[Layout coordinate data]
--- BEGIN ---

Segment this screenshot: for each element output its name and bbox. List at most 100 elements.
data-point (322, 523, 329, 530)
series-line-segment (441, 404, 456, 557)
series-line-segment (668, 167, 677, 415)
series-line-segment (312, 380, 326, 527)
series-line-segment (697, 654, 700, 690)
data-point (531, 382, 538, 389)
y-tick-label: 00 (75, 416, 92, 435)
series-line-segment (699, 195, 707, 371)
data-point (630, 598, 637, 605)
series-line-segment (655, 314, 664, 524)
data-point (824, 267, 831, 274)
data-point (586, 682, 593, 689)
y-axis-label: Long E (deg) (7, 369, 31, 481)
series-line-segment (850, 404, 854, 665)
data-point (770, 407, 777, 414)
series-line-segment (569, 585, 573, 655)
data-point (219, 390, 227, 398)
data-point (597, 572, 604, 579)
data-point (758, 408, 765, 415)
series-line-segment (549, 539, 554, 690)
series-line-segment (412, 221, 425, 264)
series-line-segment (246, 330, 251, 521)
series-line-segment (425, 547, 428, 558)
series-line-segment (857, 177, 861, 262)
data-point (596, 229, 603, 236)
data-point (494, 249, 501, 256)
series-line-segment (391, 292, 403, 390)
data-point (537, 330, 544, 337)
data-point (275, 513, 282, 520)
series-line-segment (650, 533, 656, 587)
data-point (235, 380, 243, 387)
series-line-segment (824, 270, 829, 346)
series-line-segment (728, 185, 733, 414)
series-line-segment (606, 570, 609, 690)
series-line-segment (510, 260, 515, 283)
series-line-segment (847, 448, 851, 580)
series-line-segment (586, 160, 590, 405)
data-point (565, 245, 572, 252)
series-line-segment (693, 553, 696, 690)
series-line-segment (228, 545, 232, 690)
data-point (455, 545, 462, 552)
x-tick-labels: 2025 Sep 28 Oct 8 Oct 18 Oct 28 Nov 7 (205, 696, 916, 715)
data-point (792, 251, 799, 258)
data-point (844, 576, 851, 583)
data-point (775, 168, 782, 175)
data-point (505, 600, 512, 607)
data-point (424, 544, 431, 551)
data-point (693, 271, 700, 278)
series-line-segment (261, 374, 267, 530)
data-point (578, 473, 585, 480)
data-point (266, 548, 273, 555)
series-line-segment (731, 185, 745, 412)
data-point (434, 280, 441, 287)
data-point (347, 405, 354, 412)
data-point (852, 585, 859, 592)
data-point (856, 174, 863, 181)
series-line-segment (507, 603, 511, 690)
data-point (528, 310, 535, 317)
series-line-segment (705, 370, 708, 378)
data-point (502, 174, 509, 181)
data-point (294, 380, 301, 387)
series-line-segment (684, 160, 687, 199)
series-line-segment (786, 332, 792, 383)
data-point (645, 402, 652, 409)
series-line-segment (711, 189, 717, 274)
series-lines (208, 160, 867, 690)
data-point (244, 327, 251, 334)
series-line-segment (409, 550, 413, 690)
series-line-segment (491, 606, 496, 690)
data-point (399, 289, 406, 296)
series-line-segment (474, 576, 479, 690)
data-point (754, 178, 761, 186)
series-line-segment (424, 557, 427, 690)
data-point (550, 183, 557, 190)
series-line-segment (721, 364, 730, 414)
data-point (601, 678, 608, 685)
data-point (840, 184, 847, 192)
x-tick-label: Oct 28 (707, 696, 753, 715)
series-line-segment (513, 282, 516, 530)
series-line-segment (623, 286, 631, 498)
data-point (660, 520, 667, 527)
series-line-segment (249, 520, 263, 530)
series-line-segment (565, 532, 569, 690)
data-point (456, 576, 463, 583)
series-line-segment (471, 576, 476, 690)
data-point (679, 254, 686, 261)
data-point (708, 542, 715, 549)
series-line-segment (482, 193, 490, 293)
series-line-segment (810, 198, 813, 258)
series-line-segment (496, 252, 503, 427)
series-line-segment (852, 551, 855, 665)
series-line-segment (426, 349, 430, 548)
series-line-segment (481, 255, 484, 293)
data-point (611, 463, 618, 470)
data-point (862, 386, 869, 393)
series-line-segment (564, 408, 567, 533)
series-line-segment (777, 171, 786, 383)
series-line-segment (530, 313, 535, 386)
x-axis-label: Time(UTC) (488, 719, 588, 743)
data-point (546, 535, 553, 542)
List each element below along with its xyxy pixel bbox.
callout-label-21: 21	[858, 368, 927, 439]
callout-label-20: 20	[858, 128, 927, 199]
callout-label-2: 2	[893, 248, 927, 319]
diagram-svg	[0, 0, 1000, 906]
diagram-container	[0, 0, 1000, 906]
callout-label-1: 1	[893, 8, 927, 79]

--- END ---

*What to do*.
Print every line of the items above verbatim, with no changes of any kind.

*Reply to the task*.
Segment this screenshot: for each element output its name and bbox. List at most 100 elements.
data-point (322, 523, 329, 530)
series-line-segment (441, 404, 456, 557)
series-line-segment (668, 167, 677, 415)
series-line-segment (312, 380, 326, 527)
series-line-segment (697, 654, 700, 690)
data-point (531, 382, 538, 389)
y-tick-label: 00 (75, 416, 92, 435)
series-line-segment (699, 195, 707, 371)
data-point (630, 598, 637, 605)
series-line-segment (655, 314, 664, 524)
data-point (824, 267, 831, 274)
data-point (586, 682, 593, 689)
y-axis-label: Long E (deg) (7, 369, 31, 481)
series-line-segment (850, 404, 854, 665)
data-point (770, 407, 777, 414)
series-line-segment (569, 585, 573, 655)
data-point (219, 390, 227, 398)
data-point (597, 572, 604, 579)
data-point (758, 408, 765, 415)
series-line-segment (549, 539, 554, 690)
series-line-segment (412, 221, 425, 264)
series-line-segment (246, 330, 251, 521)
series-line-segment (425, 547, 428, 558)
series-line-segment (857, 177, 861, 262)
data-point (596, 229, 603, 236)
data-point (494, 249, 501, 256)
series-line-segment (391, 292, 403, 390)
data-point (537, 330, 544, 337)
data-point (275, 513, 282, 520)
series-line-segment (650, 533, 656, 587)
data-point (235, 380, 243, 387)
series-line-segment (824, 270, 829, 346)
series-line-segment (728, 185, 733, 414)
series-line-segment (606, 570, 609, 690)
series-line-segment (510, 260, 515, 283)
series-line-segment (847, 448, 851, 580)
series-line-segment (586, 160, 590, 405)
data-point (565, 245, 572, 252)
series-line-segment (693, 553, 696, 690)
series-line-segment (228, 545, 232, 690)
data-point (455, 545, 462, 552)
x-tick-labels: 2025 Sep 28 Oct 8 Oct 18 Oct 28 Nov 7 (205, 696, 916, 715)
data-point (792, 251, 799, 258)
data-point (844, 576, 851, 583)
data-point (775, 168, 782, 175)
data-point (505, 600, 512, 607)
data-point (424, 544, 431, 551)
data-point (693, 271, 700, 278)
series-line-segment (261, 374, 267, 530)
data-point (578, 473, 585, 480)
data-point (266, 548, 273, 555)
series-line-segment (731, 185, 745, 412)
data-point (434, 280, 441, 287)
data-point (347, 405, 354, 412)
data-point (852, 585, 859, 592)
data-point (856, 174, 863, 181)
series-line-segment (507, 603, 511, 690)
data-point (528, 310, 535, 317)
series-line-segment (705, 370, 708, 378)
data-point (502, 174, 509, 181)
data-point (294, 380, 301, 387)
series-line-segment (684, 160, 687, 199)
series-line-segment (786, 332, 792, 383)
data-point (645, 402, 652, 409)
series-line-segment (711, 189, 717, 274)
series-lines (208, 160, 867, 690)
data-point (244, 327, 251, 334)
series-line-segment (409, 550, 413, 690)
series-line-segment (491, 606, 496, 690)
data-point (399, 289, 406, 296)
series-line-segment (474, 576, 479, 690)
data-point (754, 178, 761, 186)
series-line-segment (424, 557, 427, 690)
data-point (550, 183, 557, 190)
series-line-segment (721, 364, 730, 414)
data-point (601, 678, 608, 685)
data-point (840, 184, 847, 192)
x-tick-label: Oct 28 (707, 696, 753, 715)
series-line-segment (513, 282, 516, 530)
series-line-segment (623, 286, 631, 498)
data-point (660, 520, 667, 527)
series-line-segment (249, 520, 263, 530)
series-line-segment (565, 532, 569, 690)
data-point (456, 576, 463, 583)
series-line-segment (471, 576, 476, 690)
data-point (679, 254, 686, 261)
data-point (708, 542, 715, 549)
series-line-segment (482, 193, 490, 293)
series-line-segment (810, 198, 813, 258)
series-line-segment (496, 252, 503, 427)
series-line-segment (852, 551, 855, 665)
series-line-segment (426, 349, 430, 548)
series-line-segment (481, 255, 484, 293)
data-point (611, 463, 618, 470)
data-point (862, 386, 869, 393)
series-line-segment (564, 408, 567, 533)
series-line-segment (777, 171, 786, 383)
series-line-segment (530, 313, 535, 386)
x-axis-label: Time(UTC) (488, 719, 588, 743)
data-point (546, 535, 553, 542)
List each element below along with its xyxy pixel bbox.
callout-label-21: 21	[858, 368, 927, 439]
callout-label-20: 20	[858, 128, 927, 199]
callout-label-2: 2	[893, 248, 927, 319]
diagram-svg	[0, 0, 1000, 906]
diagram-container	[0, 0, 1000, 906]
callout-label-1: 1	[893, 8, 927, 79]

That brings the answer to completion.